* _Task goal_
State how many lines in these records contain the word "пошлин", and nothing else.

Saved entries
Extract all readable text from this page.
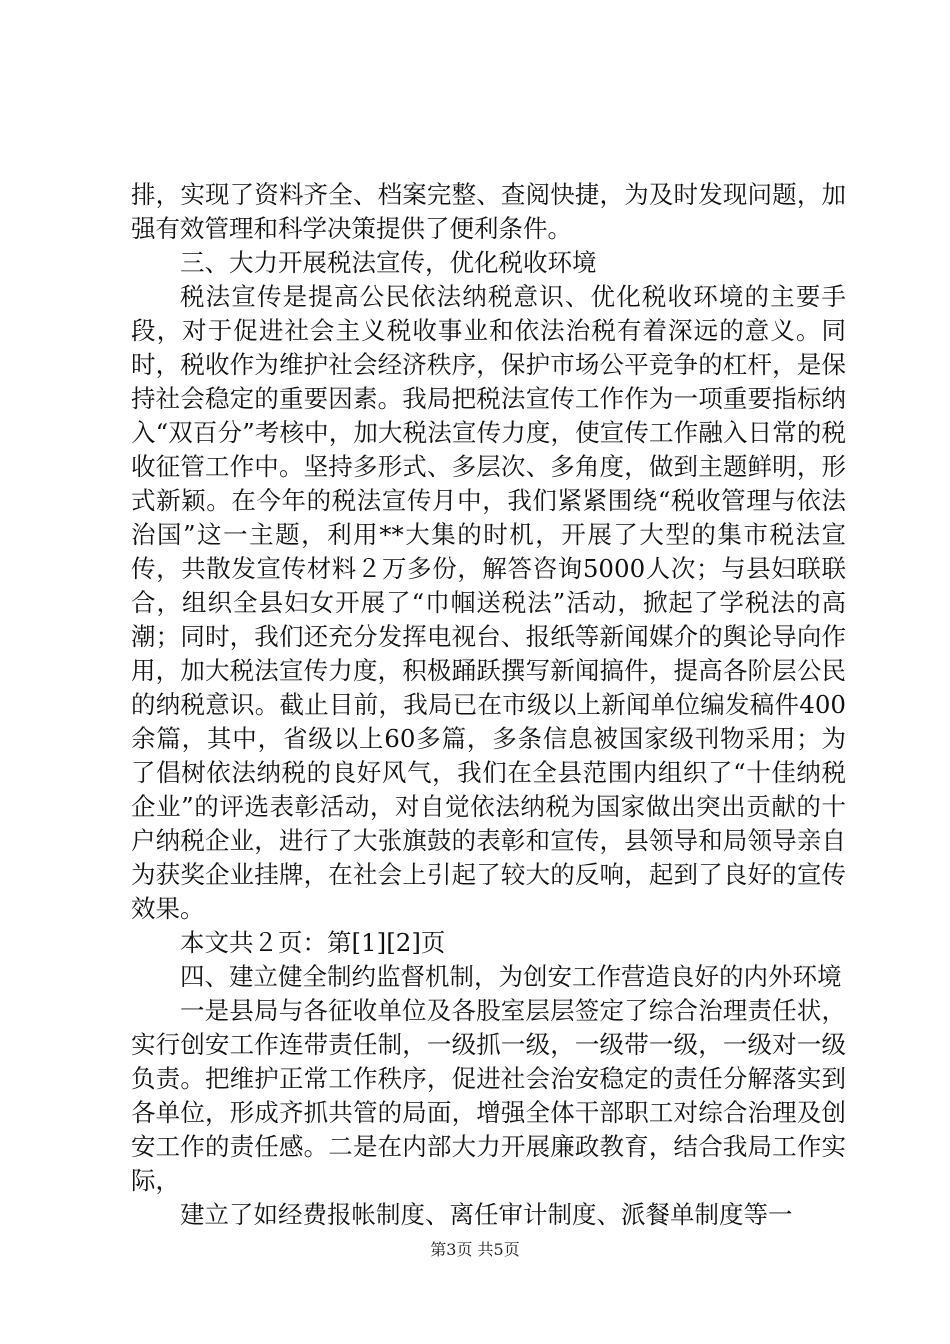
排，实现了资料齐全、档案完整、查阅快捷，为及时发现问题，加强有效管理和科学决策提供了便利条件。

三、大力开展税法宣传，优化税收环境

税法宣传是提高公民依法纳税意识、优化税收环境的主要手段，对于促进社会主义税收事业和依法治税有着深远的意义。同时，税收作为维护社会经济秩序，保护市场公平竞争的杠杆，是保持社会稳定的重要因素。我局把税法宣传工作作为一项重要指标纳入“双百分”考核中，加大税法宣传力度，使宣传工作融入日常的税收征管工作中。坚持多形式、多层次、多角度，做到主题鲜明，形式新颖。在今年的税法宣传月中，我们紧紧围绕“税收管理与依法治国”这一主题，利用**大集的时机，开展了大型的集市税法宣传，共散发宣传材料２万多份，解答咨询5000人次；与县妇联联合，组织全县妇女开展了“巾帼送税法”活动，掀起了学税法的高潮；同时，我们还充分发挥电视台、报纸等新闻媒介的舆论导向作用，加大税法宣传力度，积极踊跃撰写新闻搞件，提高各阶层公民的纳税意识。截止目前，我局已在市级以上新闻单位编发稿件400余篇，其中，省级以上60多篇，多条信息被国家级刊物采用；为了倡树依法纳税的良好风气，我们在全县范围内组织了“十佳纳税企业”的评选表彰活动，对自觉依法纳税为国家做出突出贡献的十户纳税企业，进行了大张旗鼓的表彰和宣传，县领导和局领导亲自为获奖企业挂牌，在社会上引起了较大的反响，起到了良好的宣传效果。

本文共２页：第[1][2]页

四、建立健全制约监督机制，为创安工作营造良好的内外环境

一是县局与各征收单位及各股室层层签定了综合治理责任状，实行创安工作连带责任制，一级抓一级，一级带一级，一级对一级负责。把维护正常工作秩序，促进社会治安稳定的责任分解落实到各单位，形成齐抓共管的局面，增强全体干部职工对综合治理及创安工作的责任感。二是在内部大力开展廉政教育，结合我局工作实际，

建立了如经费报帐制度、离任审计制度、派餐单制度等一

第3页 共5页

* * *

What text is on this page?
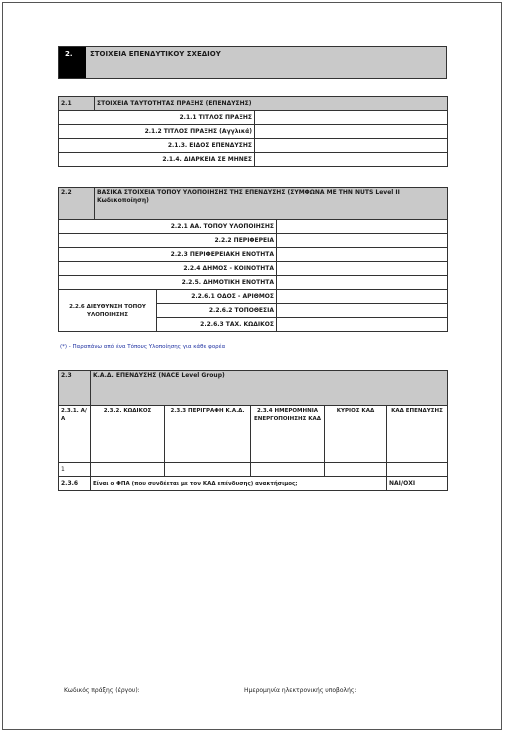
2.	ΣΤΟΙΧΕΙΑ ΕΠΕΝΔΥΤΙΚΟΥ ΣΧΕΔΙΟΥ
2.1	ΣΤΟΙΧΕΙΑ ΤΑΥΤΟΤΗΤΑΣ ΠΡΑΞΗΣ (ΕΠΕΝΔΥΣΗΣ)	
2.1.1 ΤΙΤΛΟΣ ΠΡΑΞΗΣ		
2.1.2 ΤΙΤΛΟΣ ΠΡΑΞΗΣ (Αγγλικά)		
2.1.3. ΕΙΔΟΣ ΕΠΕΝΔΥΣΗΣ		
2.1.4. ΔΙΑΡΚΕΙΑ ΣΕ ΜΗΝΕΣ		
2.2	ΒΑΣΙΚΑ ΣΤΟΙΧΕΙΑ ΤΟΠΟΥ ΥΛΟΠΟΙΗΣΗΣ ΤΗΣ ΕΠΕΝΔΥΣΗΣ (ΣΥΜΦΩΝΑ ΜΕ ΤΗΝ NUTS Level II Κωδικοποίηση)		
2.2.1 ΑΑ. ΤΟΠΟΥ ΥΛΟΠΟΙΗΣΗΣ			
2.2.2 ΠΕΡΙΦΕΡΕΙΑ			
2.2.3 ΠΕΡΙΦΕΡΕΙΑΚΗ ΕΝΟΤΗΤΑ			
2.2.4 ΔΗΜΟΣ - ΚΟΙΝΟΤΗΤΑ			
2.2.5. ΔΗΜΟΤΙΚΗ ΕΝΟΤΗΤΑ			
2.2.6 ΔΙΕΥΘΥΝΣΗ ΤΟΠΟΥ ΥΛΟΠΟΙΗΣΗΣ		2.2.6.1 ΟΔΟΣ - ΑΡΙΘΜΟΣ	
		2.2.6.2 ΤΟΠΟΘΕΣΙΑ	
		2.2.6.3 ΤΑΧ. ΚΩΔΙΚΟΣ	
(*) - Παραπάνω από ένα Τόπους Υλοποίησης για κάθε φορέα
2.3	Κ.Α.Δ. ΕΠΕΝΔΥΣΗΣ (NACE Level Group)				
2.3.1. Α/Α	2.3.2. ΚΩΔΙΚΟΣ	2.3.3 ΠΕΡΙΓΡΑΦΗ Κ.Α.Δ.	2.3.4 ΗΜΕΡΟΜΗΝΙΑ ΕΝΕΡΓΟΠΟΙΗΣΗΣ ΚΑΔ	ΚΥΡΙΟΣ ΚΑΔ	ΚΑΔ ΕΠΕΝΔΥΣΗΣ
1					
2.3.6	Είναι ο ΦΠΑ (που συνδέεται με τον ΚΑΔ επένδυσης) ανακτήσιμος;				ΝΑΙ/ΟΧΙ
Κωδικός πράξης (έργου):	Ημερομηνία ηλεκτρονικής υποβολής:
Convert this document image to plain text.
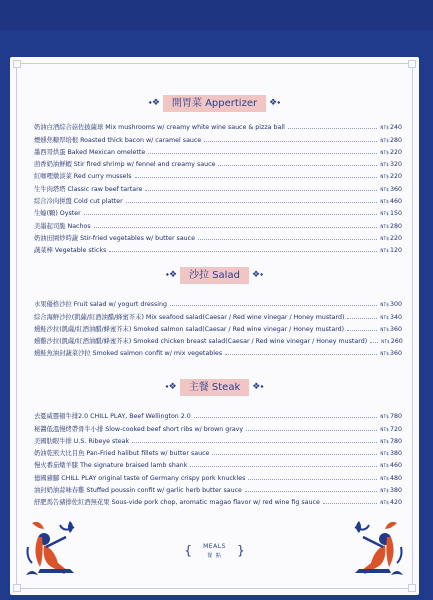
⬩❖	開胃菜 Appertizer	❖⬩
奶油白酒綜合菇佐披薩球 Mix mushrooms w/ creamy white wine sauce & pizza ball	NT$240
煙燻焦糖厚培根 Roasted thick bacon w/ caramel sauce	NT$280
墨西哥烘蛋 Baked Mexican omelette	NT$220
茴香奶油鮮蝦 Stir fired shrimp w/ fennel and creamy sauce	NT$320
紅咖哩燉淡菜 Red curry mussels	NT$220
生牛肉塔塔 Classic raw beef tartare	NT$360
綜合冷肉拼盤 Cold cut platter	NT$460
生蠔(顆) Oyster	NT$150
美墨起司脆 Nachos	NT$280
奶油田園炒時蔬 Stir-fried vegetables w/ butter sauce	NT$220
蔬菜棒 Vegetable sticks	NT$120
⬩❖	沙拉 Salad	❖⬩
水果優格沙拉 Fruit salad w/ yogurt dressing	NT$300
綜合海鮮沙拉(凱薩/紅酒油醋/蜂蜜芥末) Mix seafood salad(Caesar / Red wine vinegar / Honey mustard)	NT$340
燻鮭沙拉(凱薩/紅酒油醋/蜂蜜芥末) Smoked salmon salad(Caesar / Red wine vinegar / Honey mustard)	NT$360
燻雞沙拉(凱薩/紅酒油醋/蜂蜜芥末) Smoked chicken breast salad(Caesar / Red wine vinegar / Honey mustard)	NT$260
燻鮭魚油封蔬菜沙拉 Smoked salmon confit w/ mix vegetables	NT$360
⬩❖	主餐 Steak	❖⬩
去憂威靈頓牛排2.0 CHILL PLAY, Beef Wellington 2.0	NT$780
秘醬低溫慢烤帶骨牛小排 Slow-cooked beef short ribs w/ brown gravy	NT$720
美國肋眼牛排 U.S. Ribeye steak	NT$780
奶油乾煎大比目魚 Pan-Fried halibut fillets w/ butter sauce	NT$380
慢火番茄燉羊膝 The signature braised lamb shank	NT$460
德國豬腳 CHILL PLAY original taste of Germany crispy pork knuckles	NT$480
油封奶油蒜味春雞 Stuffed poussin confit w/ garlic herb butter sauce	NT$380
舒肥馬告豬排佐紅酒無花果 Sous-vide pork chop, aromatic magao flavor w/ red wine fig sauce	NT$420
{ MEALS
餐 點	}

* * *

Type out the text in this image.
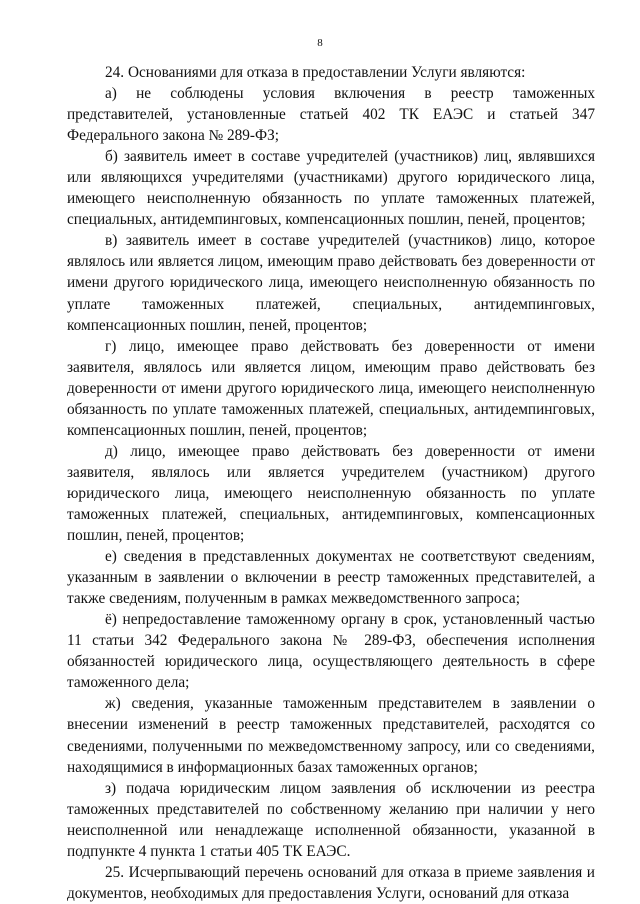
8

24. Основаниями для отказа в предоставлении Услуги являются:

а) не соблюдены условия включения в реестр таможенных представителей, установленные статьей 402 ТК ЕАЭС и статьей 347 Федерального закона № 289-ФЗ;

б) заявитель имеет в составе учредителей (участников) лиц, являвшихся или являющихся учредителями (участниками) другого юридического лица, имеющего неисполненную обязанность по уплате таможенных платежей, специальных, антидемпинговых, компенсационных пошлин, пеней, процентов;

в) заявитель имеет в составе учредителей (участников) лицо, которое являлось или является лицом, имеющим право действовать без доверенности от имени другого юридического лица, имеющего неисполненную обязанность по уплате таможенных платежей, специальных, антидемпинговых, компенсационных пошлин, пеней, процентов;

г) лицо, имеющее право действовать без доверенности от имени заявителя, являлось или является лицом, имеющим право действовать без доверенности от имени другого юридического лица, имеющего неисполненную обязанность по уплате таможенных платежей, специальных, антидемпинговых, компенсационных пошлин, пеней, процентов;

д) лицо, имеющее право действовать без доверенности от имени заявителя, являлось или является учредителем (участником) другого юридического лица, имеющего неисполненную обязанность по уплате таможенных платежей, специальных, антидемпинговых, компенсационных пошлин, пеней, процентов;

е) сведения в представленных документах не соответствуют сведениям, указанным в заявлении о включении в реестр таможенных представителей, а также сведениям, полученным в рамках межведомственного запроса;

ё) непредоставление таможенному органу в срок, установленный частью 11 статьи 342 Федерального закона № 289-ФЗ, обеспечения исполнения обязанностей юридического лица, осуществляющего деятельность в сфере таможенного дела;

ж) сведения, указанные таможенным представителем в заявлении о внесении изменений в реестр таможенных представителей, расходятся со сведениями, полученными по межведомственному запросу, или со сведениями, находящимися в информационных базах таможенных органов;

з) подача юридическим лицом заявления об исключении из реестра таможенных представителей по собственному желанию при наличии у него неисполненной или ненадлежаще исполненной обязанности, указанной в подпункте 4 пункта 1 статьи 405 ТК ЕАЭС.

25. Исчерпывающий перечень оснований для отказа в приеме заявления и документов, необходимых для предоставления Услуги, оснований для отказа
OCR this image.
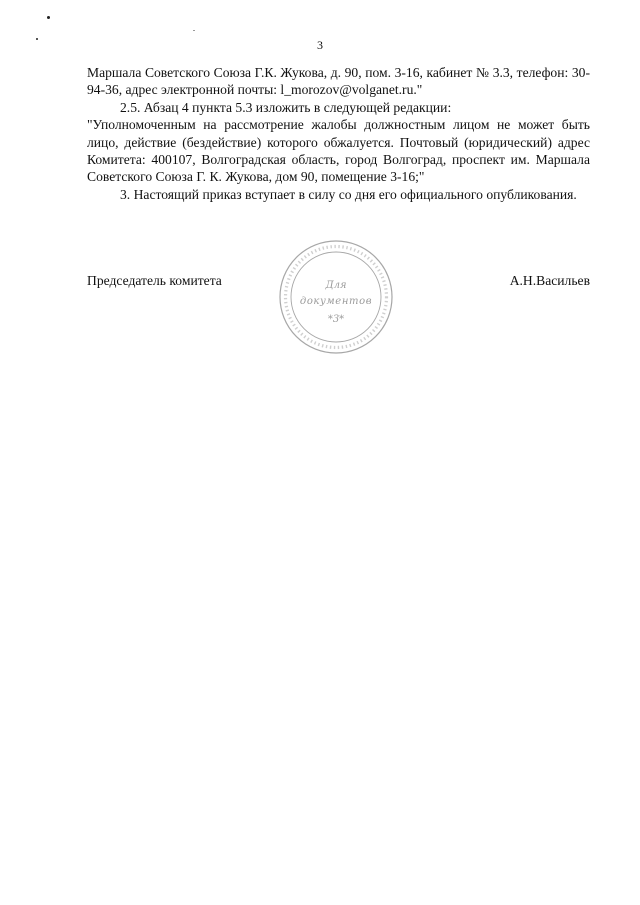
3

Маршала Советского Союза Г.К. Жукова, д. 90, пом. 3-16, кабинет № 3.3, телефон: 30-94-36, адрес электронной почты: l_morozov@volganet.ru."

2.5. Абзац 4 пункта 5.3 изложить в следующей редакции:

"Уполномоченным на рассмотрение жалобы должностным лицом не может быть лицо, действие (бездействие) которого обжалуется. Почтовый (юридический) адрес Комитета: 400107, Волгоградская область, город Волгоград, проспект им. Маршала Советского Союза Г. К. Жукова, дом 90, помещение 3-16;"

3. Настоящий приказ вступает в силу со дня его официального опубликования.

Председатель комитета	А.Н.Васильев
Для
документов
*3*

* _The solution_
4